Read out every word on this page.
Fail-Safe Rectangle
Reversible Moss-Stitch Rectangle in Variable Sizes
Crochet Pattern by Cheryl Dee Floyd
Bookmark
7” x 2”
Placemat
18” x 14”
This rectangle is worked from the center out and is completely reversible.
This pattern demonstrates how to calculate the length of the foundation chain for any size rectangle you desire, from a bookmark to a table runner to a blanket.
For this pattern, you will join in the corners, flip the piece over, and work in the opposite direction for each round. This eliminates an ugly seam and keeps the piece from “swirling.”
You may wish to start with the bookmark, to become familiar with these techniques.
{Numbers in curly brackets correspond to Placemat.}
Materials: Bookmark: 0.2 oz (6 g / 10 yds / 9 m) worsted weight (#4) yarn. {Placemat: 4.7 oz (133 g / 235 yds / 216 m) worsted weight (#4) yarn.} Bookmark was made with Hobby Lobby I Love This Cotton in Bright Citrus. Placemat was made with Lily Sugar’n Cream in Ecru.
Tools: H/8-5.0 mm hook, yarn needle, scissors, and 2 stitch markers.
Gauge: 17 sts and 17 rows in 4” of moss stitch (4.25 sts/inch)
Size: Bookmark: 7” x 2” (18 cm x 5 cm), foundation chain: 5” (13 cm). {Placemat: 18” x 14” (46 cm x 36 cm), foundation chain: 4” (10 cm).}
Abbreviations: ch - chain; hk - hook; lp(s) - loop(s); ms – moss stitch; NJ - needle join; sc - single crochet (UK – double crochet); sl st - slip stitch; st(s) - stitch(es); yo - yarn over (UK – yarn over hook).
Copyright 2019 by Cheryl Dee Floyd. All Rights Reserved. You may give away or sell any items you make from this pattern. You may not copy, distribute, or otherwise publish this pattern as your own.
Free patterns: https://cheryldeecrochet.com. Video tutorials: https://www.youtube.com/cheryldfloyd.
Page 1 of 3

◆ Given request
List each line holding the string "Placemat".

◆ Correct output
Placemat
{Numbers in curly brackets correspond to Placemat.}
Materials: Bookmark: 0.2 oz (6 g / 10 yds / 9 m) worsted weight (#4) yarn. {Placemat: 4.7 oz (133 g / 235 yds / 216 m) worsted weight (#4) yarn.} Bookmark was made with Hobby Lobby I Love This Cotton in Bright Citrus. Placemat was made with Lily Sugar’n Cream in Ecru.
Size: Bookmark: 7” x 2” (18 cm x 5 cm), foundation chain: 5” (13 cm). {Placemat: 18” x 14” (46 cm x 36 cm), foundation chain: 4” (10 cm).}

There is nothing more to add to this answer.